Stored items
□ □ □ □ □
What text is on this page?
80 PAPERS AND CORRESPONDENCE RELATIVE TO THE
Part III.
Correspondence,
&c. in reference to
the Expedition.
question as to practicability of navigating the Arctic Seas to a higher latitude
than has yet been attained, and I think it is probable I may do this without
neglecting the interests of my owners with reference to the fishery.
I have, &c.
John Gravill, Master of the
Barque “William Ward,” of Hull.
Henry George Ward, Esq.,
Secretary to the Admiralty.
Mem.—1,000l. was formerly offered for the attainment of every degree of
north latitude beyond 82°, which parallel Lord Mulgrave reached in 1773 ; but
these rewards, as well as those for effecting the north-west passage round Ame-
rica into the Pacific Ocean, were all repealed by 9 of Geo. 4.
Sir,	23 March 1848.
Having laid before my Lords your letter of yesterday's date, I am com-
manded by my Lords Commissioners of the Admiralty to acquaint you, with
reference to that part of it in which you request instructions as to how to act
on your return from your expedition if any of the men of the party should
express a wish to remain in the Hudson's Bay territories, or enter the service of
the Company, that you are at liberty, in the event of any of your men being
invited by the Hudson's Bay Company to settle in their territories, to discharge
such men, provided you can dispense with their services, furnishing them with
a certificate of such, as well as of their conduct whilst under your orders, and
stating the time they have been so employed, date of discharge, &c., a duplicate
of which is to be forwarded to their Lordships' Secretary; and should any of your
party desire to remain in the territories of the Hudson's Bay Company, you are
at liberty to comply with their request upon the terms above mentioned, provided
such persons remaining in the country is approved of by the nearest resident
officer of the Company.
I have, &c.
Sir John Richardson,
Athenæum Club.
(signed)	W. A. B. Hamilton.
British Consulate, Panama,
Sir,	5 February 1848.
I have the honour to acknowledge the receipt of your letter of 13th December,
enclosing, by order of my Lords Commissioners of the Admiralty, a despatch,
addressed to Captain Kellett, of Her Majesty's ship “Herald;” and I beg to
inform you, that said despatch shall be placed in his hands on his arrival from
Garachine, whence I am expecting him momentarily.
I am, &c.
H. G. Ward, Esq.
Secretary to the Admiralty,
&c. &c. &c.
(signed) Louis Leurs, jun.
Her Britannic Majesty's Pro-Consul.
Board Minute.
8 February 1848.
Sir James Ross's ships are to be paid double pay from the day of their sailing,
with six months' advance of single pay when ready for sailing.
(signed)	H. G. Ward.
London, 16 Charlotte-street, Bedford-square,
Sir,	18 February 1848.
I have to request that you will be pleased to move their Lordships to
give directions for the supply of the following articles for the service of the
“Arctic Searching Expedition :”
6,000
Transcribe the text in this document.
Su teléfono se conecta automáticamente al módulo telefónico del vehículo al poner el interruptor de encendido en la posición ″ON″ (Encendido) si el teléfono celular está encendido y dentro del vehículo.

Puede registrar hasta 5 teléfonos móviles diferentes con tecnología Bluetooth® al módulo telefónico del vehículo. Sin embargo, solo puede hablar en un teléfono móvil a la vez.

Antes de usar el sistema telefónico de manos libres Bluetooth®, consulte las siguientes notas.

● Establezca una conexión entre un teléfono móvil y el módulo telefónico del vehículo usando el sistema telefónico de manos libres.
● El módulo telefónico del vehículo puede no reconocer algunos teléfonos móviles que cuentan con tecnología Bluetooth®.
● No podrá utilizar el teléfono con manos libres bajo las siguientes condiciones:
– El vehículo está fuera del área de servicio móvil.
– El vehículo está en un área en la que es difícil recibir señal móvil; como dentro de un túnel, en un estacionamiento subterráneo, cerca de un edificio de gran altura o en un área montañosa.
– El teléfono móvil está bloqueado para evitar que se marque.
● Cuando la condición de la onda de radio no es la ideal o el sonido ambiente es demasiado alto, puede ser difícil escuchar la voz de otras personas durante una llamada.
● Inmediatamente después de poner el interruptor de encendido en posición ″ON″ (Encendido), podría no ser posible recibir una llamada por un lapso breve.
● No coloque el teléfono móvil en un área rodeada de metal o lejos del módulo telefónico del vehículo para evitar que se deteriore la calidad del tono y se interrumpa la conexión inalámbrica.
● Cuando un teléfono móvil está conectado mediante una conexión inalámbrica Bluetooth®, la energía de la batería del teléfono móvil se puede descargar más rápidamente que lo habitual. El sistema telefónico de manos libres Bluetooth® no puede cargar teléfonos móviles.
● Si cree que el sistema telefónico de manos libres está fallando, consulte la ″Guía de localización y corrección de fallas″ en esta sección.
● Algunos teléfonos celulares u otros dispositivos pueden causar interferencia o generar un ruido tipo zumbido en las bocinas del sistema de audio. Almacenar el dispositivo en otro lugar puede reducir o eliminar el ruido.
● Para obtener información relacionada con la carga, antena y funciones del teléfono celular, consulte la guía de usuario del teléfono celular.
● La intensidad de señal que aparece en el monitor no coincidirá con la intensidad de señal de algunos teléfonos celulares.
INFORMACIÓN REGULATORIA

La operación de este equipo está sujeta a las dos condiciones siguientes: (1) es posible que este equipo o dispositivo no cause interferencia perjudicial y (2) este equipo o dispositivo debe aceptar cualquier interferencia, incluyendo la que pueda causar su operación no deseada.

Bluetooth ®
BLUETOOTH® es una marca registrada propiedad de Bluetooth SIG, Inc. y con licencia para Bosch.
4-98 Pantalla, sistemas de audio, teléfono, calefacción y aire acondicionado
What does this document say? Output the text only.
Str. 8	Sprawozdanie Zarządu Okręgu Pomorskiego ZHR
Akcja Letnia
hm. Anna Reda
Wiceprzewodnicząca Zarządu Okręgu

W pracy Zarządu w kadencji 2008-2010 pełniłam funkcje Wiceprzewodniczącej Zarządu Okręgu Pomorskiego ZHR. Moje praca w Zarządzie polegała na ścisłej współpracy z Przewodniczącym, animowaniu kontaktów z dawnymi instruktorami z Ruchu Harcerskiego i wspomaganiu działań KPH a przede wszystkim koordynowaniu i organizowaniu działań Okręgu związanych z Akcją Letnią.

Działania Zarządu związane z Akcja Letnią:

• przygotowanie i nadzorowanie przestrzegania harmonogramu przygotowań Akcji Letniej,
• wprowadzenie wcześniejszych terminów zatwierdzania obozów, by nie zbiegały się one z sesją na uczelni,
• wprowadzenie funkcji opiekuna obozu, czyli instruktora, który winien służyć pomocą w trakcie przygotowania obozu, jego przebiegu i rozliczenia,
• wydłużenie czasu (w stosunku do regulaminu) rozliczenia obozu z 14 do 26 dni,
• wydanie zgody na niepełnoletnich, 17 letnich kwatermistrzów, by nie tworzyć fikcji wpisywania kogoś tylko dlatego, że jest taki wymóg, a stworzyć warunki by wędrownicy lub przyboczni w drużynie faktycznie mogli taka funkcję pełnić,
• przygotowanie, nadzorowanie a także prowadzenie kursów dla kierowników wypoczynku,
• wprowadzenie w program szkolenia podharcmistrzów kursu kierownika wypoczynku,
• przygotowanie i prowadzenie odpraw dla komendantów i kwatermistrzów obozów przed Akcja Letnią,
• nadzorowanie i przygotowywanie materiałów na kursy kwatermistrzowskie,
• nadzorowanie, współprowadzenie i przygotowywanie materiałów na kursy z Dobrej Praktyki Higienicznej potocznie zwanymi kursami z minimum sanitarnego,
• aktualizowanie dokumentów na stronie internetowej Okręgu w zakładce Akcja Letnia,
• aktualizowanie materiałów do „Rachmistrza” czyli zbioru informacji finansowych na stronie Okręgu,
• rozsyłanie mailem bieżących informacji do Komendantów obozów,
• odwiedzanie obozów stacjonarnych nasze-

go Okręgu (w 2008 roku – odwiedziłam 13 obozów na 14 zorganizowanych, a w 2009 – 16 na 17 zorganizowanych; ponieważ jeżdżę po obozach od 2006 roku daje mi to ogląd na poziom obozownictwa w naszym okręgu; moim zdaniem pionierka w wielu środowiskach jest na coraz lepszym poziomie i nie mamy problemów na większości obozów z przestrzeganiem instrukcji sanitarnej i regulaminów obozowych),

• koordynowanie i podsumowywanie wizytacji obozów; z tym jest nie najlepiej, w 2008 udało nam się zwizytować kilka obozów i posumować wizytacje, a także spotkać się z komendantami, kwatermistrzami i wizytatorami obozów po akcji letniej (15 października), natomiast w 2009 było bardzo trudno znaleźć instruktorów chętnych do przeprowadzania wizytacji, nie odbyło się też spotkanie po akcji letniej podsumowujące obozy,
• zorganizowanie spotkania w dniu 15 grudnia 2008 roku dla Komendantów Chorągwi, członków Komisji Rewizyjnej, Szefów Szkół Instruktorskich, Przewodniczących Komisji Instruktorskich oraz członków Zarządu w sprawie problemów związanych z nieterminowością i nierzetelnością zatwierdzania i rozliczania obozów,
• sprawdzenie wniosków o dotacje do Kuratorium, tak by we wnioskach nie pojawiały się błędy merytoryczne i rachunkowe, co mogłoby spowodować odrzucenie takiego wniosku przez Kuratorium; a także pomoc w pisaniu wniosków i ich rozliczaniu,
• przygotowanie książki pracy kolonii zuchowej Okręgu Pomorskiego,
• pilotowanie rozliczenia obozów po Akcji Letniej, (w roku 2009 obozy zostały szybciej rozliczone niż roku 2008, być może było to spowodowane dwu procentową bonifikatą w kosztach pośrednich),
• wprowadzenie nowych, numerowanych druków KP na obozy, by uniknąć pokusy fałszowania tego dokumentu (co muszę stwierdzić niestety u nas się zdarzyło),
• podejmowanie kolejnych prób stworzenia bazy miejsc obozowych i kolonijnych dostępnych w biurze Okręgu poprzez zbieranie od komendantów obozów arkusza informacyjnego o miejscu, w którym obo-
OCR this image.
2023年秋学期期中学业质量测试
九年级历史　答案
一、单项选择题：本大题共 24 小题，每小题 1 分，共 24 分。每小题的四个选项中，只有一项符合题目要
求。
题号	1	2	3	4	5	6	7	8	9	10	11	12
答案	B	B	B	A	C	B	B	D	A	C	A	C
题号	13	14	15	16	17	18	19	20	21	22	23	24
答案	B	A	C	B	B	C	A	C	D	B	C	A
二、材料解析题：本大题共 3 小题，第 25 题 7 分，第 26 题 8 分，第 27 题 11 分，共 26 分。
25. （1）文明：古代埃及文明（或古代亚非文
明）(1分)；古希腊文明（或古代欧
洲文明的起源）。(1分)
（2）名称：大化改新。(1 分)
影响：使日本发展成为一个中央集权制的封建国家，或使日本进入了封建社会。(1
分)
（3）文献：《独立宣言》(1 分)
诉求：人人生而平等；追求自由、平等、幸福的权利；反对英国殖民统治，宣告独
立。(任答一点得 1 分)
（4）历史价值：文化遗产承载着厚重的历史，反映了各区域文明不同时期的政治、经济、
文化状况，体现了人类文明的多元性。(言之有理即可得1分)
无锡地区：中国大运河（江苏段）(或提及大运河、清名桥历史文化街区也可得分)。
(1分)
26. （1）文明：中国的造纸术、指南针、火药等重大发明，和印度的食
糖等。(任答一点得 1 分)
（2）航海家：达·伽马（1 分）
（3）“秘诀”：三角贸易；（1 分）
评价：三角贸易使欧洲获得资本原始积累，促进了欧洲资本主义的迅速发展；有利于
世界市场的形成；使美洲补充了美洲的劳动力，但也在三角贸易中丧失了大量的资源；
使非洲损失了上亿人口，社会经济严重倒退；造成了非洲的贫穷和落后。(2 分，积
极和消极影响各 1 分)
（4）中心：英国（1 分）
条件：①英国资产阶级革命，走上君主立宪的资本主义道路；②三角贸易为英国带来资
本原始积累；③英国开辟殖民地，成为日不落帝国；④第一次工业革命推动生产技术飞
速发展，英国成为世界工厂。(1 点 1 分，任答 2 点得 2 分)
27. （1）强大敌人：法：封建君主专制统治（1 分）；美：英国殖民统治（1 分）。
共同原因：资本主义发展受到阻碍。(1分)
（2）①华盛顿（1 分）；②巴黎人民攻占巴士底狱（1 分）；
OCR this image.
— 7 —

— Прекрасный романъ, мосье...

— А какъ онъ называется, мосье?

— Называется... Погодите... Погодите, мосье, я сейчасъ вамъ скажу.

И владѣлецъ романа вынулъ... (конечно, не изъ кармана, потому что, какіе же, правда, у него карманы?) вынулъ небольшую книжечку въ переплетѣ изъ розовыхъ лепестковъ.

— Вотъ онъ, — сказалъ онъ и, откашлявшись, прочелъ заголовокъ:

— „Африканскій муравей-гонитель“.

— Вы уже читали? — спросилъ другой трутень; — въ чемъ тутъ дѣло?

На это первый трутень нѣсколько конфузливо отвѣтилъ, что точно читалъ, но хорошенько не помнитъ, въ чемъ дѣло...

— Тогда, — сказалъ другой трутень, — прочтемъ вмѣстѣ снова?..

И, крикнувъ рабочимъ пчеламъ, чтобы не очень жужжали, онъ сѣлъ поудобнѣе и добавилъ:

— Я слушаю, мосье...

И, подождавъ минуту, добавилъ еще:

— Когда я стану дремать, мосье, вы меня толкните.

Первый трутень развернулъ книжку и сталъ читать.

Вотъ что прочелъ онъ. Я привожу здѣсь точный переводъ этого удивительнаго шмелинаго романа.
□ □ □ □ □
▶ AIM: Copy every line that includes the string "conexión" from the material above.

▶ TASK SOLUTION:
● Establezca una conexión entre un teléfono móvil y el módulo telefónico del vehículo usando el sistema telefónico de manos libres.
● No coloque el teléfono móvil en un área rodeada de metal o lejos del módulo telefónico del vehículo para evitar que se deteriore la calidad del tono y se interrumpa la conexión inalámbrica.
● Cuando un teléfono móvil está conectado mediante una conexión inalámbrica Bluetooth®, la energía de la batería del teléfono móvil se puede descargar más rápidamente que lo habitual. El sistema telefónico de manos libres Bluetooth® no puede cargar teléfonos móviles.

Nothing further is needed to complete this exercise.